- WORK TO BE COMPLETED: Copy out each line in the material below that has the word "with".

- EXERCISE MATERIALS:

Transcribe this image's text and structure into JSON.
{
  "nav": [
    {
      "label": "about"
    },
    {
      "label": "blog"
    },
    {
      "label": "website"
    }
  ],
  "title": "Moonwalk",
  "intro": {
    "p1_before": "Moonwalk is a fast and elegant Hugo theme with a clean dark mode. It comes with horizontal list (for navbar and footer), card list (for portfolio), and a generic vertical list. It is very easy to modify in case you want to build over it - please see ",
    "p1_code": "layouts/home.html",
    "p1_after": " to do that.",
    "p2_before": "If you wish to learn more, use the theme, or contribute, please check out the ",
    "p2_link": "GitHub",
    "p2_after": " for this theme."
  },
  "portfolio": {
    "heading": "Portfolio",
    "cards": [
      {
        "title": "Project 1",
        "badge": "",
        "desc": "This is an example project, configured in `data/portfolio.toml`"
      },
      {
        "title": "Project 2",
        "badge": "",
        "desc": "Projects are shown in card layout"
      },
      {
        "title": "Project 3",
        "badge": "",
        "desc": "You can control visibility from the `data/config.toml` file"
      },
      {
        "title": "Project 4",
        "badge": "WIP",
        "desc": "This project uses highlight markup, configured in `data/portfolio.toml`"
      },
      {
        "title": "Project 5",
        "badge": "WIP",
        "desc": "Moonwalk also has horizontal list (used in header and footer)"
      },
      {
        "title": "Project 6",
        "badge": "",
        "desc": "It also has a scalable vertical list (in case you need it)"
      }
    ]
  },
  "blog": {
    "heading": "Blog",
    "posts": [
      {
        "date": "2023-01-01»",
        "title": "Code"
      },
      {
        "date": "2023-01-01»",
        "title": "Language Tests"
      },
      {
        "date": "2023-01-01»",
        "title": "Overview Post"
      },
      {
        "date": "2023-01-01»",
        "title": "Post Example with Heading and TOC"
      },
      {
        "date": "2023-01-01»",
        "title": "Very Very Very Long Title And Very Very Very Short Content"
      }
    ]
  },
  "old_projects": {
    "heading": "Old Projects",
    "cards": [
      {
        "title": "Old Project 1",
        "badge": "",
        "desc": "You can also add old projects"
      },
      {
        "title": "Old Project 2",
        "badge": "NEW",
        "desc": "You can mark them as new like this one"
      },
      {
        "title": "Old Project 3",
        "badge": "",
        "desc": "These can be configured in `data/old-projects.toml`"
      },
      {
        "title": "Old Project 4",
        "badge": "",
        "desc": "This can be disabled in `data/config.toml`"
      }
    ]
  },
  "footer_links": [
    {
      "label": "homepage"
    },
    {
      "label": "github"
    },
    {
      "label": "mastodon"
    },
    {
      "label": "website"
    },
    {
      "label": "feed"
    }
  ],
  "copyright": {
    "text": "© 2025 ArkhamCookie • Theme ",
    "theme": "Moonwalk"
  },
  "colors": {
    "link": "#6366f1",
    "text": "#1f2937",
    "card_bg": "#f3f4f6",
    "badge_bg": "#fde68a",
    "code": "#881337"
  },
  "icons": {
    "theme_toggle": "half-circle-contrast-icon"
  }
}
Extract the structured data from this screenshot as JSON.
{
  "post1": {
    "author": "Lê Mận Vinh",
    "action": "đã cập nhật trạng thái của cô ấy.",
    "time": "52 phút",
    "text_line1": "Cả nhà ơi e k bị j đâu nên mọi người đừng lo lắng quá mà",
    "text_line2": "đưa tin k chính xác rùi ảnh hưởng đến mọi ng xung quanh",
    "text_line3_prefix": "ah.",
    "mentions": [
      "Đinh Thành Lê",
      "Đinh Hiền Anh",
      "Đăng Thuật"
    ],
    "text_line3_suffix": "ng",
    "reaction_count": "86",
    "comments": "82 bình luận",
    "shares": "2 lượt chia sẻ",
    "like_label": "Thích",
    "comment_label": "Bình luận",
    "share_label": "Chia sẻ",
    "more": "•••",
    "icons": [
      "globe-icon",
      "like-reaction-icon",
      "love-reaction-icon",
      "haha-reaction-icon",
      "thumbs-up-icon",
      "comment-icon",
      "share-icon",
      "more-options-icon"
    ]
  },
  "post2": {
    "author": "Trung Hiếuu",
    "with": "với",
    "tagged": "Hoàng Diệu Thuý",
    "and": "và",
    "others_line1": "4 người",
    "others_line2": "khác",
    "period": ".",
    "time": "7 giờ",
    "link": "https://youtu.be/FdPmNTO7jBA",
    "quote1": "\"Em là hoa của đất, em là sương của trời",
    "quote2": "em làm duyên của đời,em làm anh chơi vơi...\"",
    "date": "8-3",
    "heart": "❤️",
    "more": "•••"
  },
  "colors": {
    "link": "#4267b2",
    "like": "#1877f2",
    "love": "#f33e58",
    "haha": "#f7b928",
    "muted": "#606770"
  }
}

- ANSWER BELOW:
    "p1_before": "Moonwalk is a fast and elegant Hugo theme with a clean dark mode. It comes with horizontal list (for navbar and footer), card list (for portfolio), and a generic vertical list. It is very easy to modify in case you want to build over it - please see ",
        "title": "Post Example with Heading and TOC"
    "with": "với",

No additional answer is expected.